─── Dataset excerpts

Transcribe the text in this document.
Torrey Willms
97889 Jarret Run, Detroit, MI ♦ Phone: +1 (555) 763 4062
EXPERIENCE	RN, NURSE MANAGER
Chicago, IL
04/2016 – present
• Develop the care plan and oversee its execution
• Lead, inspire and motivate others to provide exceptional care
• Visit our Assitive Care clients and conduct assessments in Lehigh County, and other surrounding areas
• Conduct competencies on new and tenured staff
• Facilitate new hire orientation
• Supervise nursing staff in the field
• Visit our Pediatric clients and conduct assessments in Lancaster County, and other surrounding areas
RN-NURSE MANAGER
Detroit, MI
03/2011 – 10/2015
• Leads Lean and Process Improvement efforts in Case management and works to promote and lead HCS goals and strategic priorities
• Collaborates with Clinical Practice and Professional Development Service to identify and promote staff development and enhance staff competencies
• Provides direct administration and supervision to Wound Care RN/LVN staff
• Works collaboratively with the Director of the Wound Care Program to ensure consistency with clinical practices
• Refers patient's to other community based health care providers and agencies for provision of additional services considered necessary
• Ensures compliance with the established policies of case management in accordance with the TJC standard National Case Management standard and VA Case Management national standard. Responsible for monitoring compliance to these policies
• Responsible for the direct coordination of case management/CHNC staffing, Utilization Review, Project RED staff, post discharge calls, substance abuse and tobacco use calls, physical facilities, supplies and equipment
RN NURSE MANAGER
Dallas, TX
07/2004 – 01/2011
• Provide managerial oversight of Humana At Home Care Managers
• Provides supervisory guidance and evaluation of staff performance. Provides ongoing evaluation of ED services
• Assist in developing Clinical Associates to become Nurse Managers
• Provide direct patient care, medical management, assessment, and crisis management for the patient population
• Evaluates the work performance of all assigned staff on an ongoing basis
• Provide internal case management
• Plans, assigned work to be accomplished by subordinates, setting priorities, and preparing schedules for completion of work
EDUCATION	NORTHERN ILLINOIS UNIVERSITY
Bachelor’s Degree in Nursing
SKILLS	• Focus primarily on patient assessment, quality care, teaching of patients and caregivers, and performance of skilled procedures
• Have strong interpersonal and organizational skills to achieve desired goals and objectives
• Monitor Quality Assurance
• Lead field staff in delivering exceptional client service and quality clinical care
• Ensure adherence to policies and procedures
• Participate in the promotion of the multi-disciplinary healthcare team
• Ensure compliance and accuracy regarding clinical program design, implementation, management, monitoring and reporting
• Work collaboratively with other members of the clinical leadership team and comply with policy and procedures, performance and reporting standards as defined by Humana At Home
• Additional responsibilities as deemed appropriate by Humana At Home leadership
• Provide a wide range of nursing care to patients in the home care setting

──────

Transcribe the data above in full, exactly as it appears.

Transcribe the text in this document.
Torrey Willms
97889 Jarret Run, Detroit, MI ♦ Phone: +1 (555) 763 4062
EXPERIENCE	RN, NURSE MANAGER
Chicago, IL
04/2016 – present
• Develop the care plan and oversee its execution
• Lead, inspire and motivate others to provide exceptional care
• Visit our Assitive Care clients and conduct assessments in Lehigh County, and other surrounding areas
• Conduct competencies on new and tenured staff
• Facilitate new hire orientation
• Supervise nursing staff in the field
• Visit our Pediatric clients and conduct assessments in Lancaster County, and other surrounding areas
RN-NURSE MANAGER
Detroit, MI
03/2011 – 10/2015
• Leads Lean and Process Improvement efforts in Case management and works to promote and lead HCS goals and strategic priorities
• Collaborates with Clinical Practice and Professional Development Service to identify and promote staff development and enhance staff competencies
• Provides direct administration and supervision to Wound Care RN/LVN staff
• Works collaboratively with the Director of the Wound Care Program to ensure consistency with clinical practices
• Refers patient's to other community based health care providers and agencies for provision of additional services considered necessary
• Ensures compliance with the established policies of case management in accordance with the TJC standard National Case Management standard and VA Case Management national standard. Responsible for monitoring compliance to these policies
• Responsible for the direct coordination of case management/CHNC staffing, Utilization Review, Project RED staff, post discharge calls, substance abuse and tobacco use calls, physical facilities, supplies and equipment
RN NURSE MANAGER
Dallas, TX
07/2004 – 01/2011
• Provide managerial oversight of Humana At Home Care Managers
• Provides supervisory guidance and evaluation of staff performance. Provides ongoing evaluation of ED services
• Assist in developing Clinical Associates to become Nurse Managers
• Provide direct patient care, medical management, assessment, and crisis management for the patient population
• Evaluates the work performance of all assigned staff on an ongoing basis
• Provide internal case management
• Plans, assigned work to be accomplished by subordinates, setting priorities, and preparing schedules for completion of work
EDUCATION	NORTHERN ILLINOIS UNIVERSITY
Bachelor’s Degree in Nursing
SKILLS	• Focus primarily on patient assessment, quality care, teaching of patients and caregivers, and performance of skilled procedures
• Have strong interpersonal and organizational skills to achieve desired goals and objectives
• Monitor Quality Assurance
• Lead field staff in delivering exceptional client service and quality clinical care
• Ensure adherence to policies and procedures
• Participate in the promotion of the multi-disciplinary healthcare team
• Ensure compliance and accuracy regarding clinical program design, implementation, management, monitoring and reporting
• Work collaboratively with other members of the clinical leadership team and comply with policy and procedures, performance and reporting standards as defined by Humana At Home
• Additional responsibilities as deemed appropriate by Humana At Home leadership
• Provide a wide range of nursing care to patients in the home care setting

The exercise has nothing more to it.